Leave out the images; return the rest of the data exactly.

:: Input rows ::
— Start —
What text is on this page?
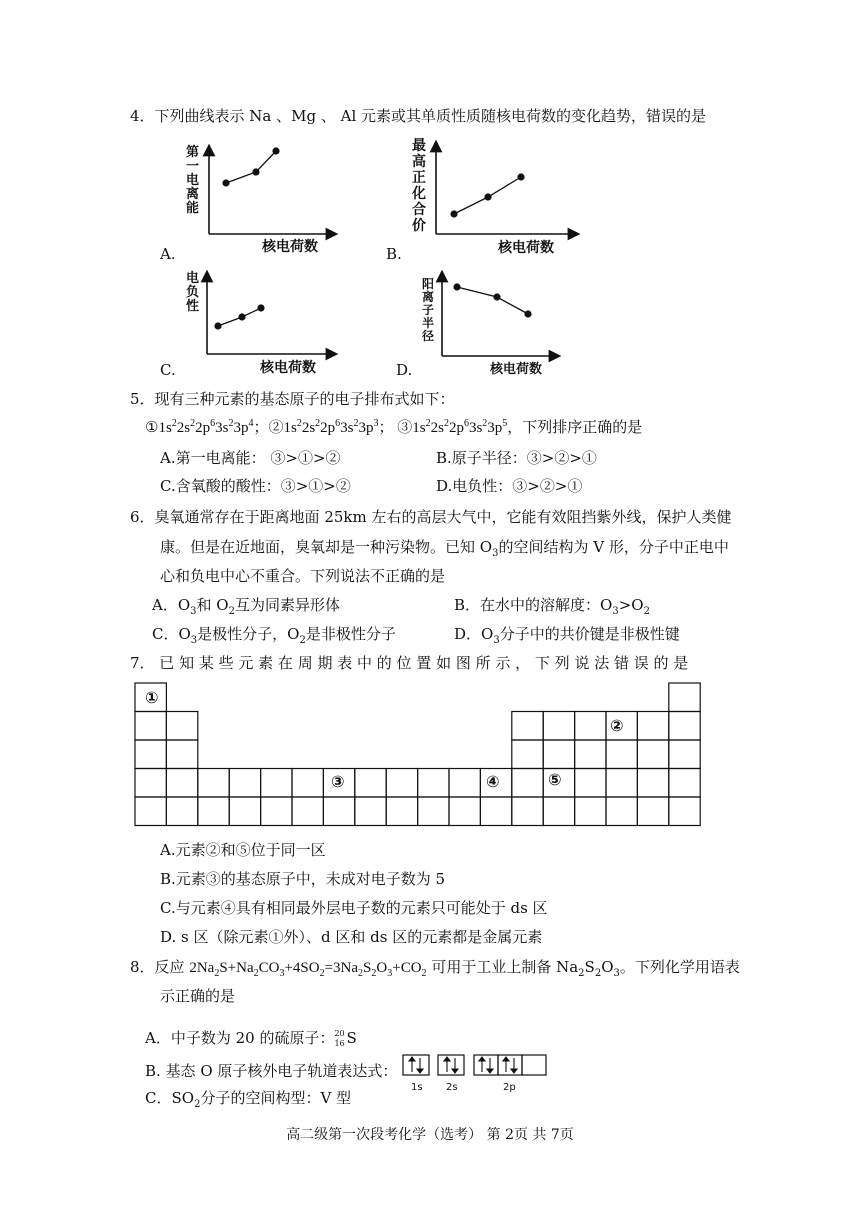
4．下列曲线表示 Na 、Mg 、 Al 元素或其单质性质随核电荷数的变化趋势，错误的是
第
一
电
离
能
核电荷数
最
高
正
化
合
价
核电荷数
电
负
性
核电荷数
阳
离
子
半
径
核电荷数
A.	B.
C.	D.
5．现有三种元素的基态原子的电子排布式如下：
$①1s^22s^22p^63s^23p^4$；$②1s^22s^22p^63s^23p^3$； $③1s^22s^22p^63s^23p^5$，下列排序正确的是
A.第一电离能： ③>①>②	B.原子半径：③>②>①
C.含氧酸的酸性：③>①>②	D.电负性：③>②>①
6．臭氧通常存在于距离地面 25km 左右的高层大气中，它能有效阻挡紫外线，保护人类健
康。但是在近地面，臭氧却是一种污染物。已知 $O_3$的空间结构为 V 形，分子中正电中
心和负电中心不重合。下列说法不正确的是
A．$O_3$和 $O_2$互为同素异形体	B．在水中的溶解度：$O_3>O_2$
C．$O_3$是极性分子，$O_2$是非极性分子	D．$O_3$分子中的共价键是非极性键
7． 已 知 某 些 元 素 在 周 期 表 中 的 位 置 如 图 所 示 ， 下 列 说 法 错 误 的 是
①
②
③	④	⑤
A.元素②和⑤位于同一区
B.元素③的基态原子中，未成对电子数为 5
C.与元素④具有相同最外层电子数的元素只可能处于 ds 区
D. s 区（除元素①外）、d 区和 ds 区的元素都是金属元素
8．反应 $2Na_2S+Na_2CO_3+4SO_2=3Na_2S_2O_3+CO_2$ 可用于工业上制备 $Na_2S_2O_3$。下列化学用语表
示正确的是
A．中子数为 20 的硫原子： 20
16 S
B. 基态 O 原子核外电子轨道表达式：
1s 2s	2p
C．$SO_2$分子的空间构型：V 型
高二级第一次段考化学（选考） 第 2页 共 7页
— End —
:: Response ::
What text is on this page?
4．下列曲线表示 Na 、Mg 、 Al 元素或其单质性质随核电荷数的变化趋势，错误的是
第
一
电
离
能
核电荷数
最
高
正
化
合
价
核电荷数
电
负
性
核电荷数
阳
离
子
半
径
核电荷数
A.	B.
C.	D.
5．现有三种元素的基态原子的电子排布式如下：
$①1s^22s^22p^63s^23p^4$；$②1s^22s^22p^63s^23p^3$； $③1s^22s^22p^63s^23p^5$，下列排序正确的是
A.第一电离能： ③>①>②	B.原子半径：③>②>①
C.含氧酸的酸性：③>①>②	D.电负性：③>②>①
6．臭氧通常存在于距离地面 25km 左右的高层大气中，它能有效阻挡紫外线，保护人类健
康。但是在近地面，臭氧却是一种污染物。已知 $O_3$的空间结构为 V 形，分子中正电中
心和负电中心不重合。下列说法不正确的是
A．$O_3$和 $O_2$互为同素异形体	B．在水中的溶解度：$O_3>O_2$
C．$O_3$是极性分子，$O_2$是非极性分子	D．$O_3$分子中的共价键是非极性键
7． 已 知 某 些 元 素 在 周 期 表 中 的 位 置 如 图 所 示 ， 下 列 说 法 错 误 的 是
①
②
③	④	⑤
A.元素②和⑤位于同一区
B.元素③的基态原子中，未成对电子数为 5
C.与元素④具有相同最外层电子数的元素只可能处于 ds 区
D. s 区（除元素①外）、d 区和 ds 区的元素都是金属元素
8．反应 $2Na_2S+Na_2CO_3+4SO_2=3Na_2S_2O_3+CO_2$ 可用于工业上制备 $Na_2S_2O_3$。下列化学用语表
示正确的是
A．中子数为 20 的硫原子： 20
16 S
B. 基态 O 原子核外电子轨道表达式：
1s 2s	2p
C．$SO_2$分子的空间构型：V 型
高二级第一次段考化学（选考） 第 2页 共 7页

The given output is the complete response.